━━━ Working data ━━━

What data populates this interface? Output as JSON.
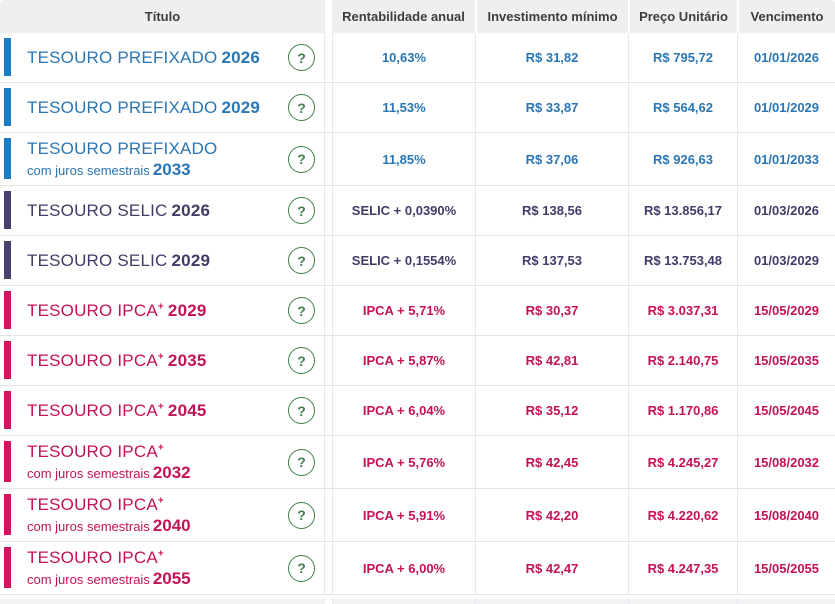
{
  "table": {
    "header": {
      "titulo": "Título",
      "rentabilidade": "Rentabilidade anual",
      "investimento": "Investimento mínimo",
      "preco": "Preço Unitário",
      "vencimento": "Vencimento"
    },
    "help_icon": "?",
    "colors": {
      "prefixado_bar": "#1d7dc4",
      "prefixado_text": "#2a76b5",
      "selic_bar": "#49406f",
      "selic_text": "#433a68",
      "ipca_bar": "#d31260",
      "ipca_text": "#c41258",
      "help_green": "#41804b",
      "header_bg": "#f0efef"
    },
    "rows": [
      {
        "type": "prefixado",
        "line1": "TESOURO PREFIXADO",
        "sup": "",
        "line1_year": "2026",
        "line2": "",
        "line2_year": "",
        "rent": "10,63%",
        "inv": "R$ 31,82",
        "preco": "R$ 795,72",
        "venc": "01/01/2026"
      },
      {
        "type": "prefixado",
        "line1": "TESOURO PREFIXADO",
        "sup": "",
        "line1_year": "2029",
        "line2": "",
        "line2_year": "",
        "rent": "11,53%",
        "inv": "R$ 33,87",
        "preco": "R$ 564,62",
        "venc": "01/01/2029"
      },
      {
        "type": "prefixado",
        "line1": "TESOURO PREFIXADO",
        "sup": "",
        "line1_year": "",
        "line2": "com juros semestrais",
        "line2_year": "2033",
        "rent": "11,85%",
        "inv": "R$ 37,06",
        "preco": "R$ 926,63",
        "venc": "01/01/2033"
      },
      {
        "type": "selic",
        "line1": "TESOURO SELIC",
        "sup": "",
        "line1_year": "2026",
        "line2": "",
        "line2_year": "",
        "rent": "SELIC + 0,0390%",
        "inv": "R$ 138,56",
        "preco": "R$ 13.856,17",
        "venc": "01/03/2026"
      },
      {
        "type": "selic",
        "line1": "TESOURO SELIC",
        "sup": "",
        "line1_year": "2029",
        "line2": "",
        "line2_year": "",
        "rent": "SELIC + 0,1554%",
        "inv": "R$ 137,53",
        "preco": "R$ 13.753,48",
        "venc": "01/03/2029"
      },
      {
        "type": "ipca",
        "line1": "TESOURO IPCA",
        "sup": "+",
        "line1_year": "2029",
        "line2": "",
        "line2_year": "",
        "rent": "IPCA + 5,71%",
        "inv": "R$ 30,37",
        "preco": "R$ 3.037,31",
        "venc": "15/05/2029"
      },
      {
        "type": "ipca",
        "line1": "TESOURO IPCA",
        "sup": "+",
        "line1_year": "2035",
        "line2": "",
        "line2_year": "",
        "rent": "IPCA + 5,87%",
        "inv": "R$ 42,81",
        "preco": "R$ 2.140,75",
        "venc": "15/05/2035"
      },
      {
        "type": "ipca",
        "line1": "TESOURO IPCA",
        "sup": "+",
        "line1_year": "2045",
        "line2": "",
        "line2_year": "",
        "rent": "IPCA + 6,04%",
        "inv": "R$ 35,12",
        "preco": "R$ 1.170,86",
        "venc": "15/05/2045"
      },
      {
        "type": "ipca",
        "line1": "TESOURO IPCA",
        "sup": "+",
        "line1_year": "",
        "line2": "com juros semestrais",
        "line2_year": "2032",
        "rent": "IPCA + 5,76%",
        "inv": "R$ 42,45",
        "preco": "R$ 4.245,27",
        "venc": "15/08/2032"
      },
      {
        "type": "ipca",
        "line1": "TESOURO IPCA",
        "sup": "+",
        "line1_year": "",
        "line2": "com juros semestrais",
        "line2_year": "2040",
        "rent": "IPCA + 5,91%",
        "inv": "R$ 42,20",
        "preco": "R$ 4.220,62",
        "venc": "15/08/2040"
      },
      {
        "type": "ipca",
        "line1": "TESOURO IPCA",
        "sup": "+",
        "line1_year": "",
        "line2": "com juros semestrais",
        "line2_year": "2055",
        "rent": "IPCA + 6,00%",
        "inv": "R$ 42,47",
        "preco": "R$ 4.247,35",
        "venc": "15/05/2055"
      }
    ]
  }
}
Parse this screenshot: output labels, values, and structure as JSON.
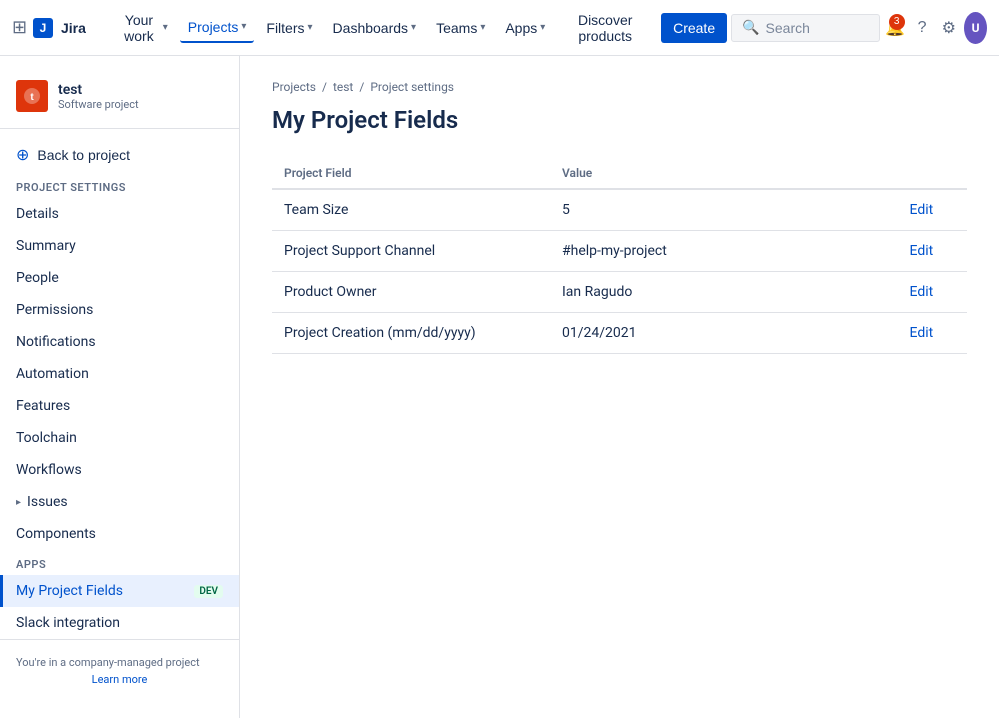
{
  "nav": {
    "logo_text": "Jira",
    "your_work_label": "Your work",
    "projects_label": "Projects",
    "filters_label": "Filters",
    "dashboards_label": "Dashboards",
    "teams_label": "Teams",
    "apps_label": "Apps",
    "discover_label": "Discover products",
    "create_label": "Create",
    "search_placeholder": "Search",
    "notifications_count": "3"
  },
  "sidebar": {
    "project_name": "test",
    "project_type": "Software project",
    "back_label": "Back to project",
    "section_label": "Project settings",
    "items": [
      {
        "label": "Details",
        "active": false
      },
      {
        "label": "Summary",
        "active": false
      },
      {
        "label": "People",
        "active": false
      },
      {
        "label": "Permissions",
        "active": false
      },
      {
        "label": "Notifications",
        "active": false
      },
      {
        "label": "Automation",
        "active": false
      },
      {
        "label": "Features",
        "active": false
      },
      {
        "label": "Toolchain",
        "active": false
      },
      {
        "label": "Workflows",
        "active": false
      }
    ],
    "expandable_items": [
      {
        "label": "Issues"
      },
      {
        "label": "Components"
      }
    ],
    "apps_section": "Apps",
    "apps_items": [
      {
        "label": "My Project Fields",
        "badge": "DEV",
        "active": true
      },
      {
        "label": "Slack integration",
        "active": false
      }
    ],
    "footer_text": "You're in a company-managed project",
    "learn_more": "Learn more"
  },
  "breadcrumb": {
    "items": [
      "Projects",
      "test",
      "Project settings"
    ]
  },
  "page": {
    "title": "My Project Fields"
  },
  "table": {
    "col_field": "Project Field",
    "col_value": "Value",
    "col_action": "",
    "rows": [
      {
        "field": "Team Size",
        "value": "5",
        "action": "Edit"
      },
      {
        "field": "Project Support Channel",
        "value": "#help-my-project",
        "action": "Edit"
      },
      {
        "field": "Product Owner",
        "value": "Ian Ragudo",
        "action": "Edit"
      },
      {
        "field": "Project Creation (mm/dd/yyyy)",
        "value": "01/24/2021",
        "action": "Edit"
      }
    ]
  }
}
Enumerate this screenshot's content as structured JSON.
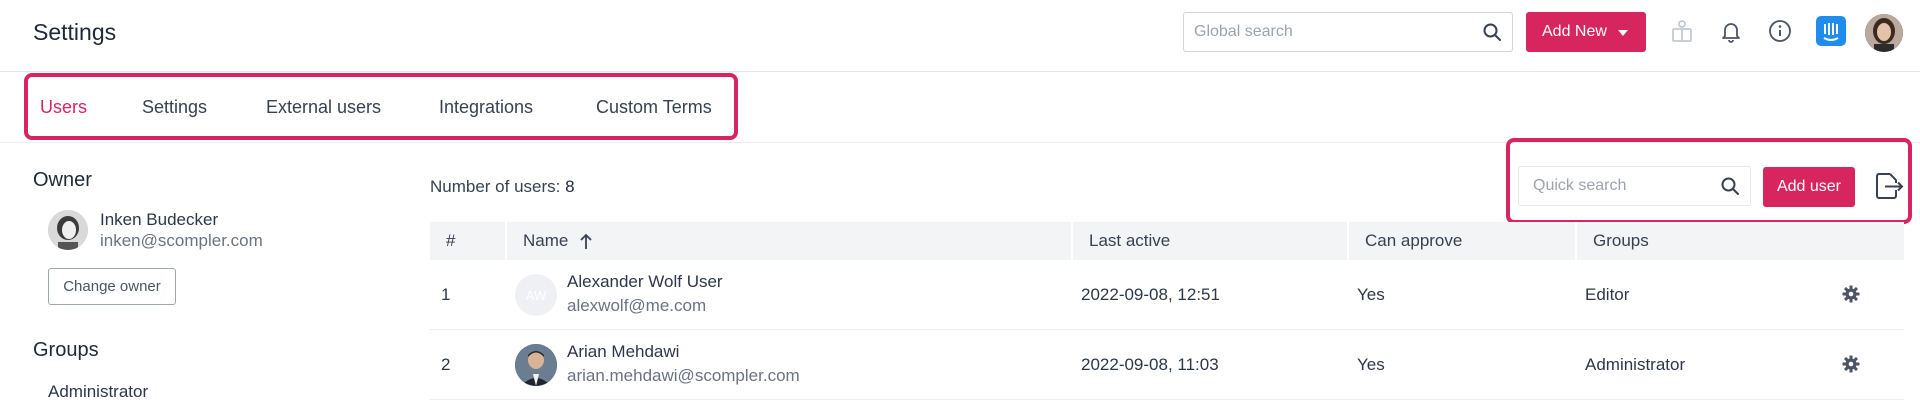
{
  "header": {
    "title": "Settings",
    "search_placeholder": "Global search",
    "add_new_label": "Add New",
    "brand_color": "#d6255f"
  },
  "tabs": [
    {
      "label": "Users",
      "active": true
    },
    {
      "label": "Settings",
      "active": false
    },
    {
      "label": "External users",
      "active": false
    },
    {
      "label": "Integrations",
      "active": false
    },
    {
      "label": "Custom Terms",
      "active": false
    }
  ],
  "owner": {
    "heading": "Owner",
    "name": "Inken Budecker",
    "email": "inken@scompler.com",
    "change_label": "Change owner"
  },
  "groups": {
    "heading": "Groups",
    "items": [
      "Administrator"
    ]
  },
  "users": {
    "count_label": "Number of users:",
    "count": "8",
    "quick_search_placeholder": "Quick search",
    "add_user_label": "Add user",
    "columns": [
      "#",
      "Name",
      "Last active",
      "Can approve",
      "Groups"
    ],
    "rows": [
      {
        "index": "1",
        "initials": "AW",
        "name": "Alexander Wolf User",
        "email": "alexwolf@me.com",
        "last_active": "2022-09-08, 12:51",
        "can_approve": "Yes",
        "group": "Editor"
      },
      {
        "index": "2",
        "initials": "",
        "name": "Arian Mehdawi",
        "email": "arian.mehdawi@scompler.com",
        "last_active": "2022-09-08, 11:03",
        "can_approve": "Yes",
        "group": "Administrator"
      }
    ]
  },
  "icons": {
    "search": "search-icon",
    "bell": "bell-icon",
    "info": "info-icon",
    "book": "book-icon",
    "intercom": "intercom-icon",
    "gear": "gear-icon",
    "export": "export-icon",
    "sort": "arrow-up-icon"
  }
}
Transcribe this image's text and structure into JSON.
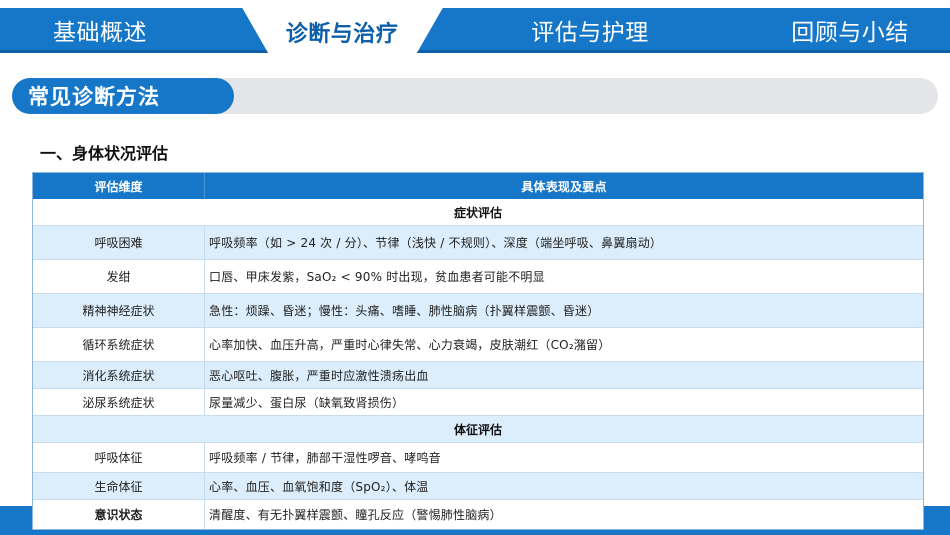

━━━

From the data above, gather every line that includes the word "email".

    "email": "inken@scompler.com",
        "email": "alexwolf@me.com",
        "email": "arian.mehdawi@scompler.com",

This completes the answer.